▶ Exercise directions
Pick out and copy every line below that has the word "this".
━━━━━━━━━━━━━━━━━━━━━━━━━━━━━━
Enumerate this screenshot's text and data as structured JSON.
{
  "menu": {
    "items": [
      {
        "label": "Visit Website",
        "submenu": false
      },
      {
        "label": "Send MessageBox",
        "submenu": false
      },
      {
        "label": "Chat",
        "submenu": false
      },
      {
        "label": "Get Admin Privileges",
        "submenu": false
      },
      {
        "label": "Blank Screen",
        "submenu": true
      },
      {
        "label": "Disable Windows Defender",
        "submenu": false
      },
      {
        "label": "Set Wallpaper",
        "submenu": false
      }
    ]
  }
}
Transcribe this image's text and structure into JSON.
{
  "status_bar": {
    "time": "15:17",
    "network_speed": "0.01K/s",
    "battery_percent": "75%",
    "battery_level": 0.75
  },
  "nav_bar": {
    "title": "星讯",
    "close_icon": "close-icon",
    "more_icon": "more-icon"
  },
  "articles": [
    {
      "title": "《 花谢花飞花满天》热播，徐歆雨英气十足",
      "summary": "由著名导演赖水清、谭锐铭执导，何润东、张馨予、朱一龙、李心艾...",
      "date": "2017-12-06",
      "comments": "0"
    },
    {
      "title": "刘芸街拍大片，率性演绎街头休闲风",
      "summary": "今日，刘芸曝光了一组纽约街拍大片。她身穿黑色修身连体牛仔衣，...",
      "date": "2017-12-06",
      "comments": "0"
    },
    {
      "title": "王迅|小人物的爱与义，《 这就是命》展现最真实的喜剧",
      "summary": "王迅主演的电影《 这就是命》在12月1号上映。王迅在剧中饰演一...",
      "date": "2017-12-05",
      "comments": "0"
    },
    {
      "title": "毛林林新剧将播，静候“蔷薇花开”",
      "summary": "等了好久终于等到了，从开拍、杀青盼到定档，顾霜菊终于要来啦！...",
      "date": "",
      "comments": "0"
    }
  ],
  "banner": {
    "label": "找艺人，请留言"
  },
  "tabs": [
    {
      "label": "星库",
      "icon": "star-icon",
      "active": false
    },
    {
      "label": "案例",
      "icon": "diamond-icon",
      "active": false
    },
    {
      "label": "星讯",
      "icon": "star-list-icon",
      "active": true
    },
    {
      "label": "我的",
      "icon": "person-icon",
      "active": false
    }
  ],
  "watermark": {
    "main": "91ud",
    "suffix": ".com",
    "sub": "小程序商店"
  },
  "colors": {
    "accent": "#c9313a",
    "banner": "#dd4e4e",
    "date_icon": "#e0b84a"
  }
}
━━━━━━━━━━━━━━━━━━━━━━━━━━━━━━
▶ Task answer
Enumerate this screenshot's text and data as structured JSON.
Transcribe this image's text and structure into JSON.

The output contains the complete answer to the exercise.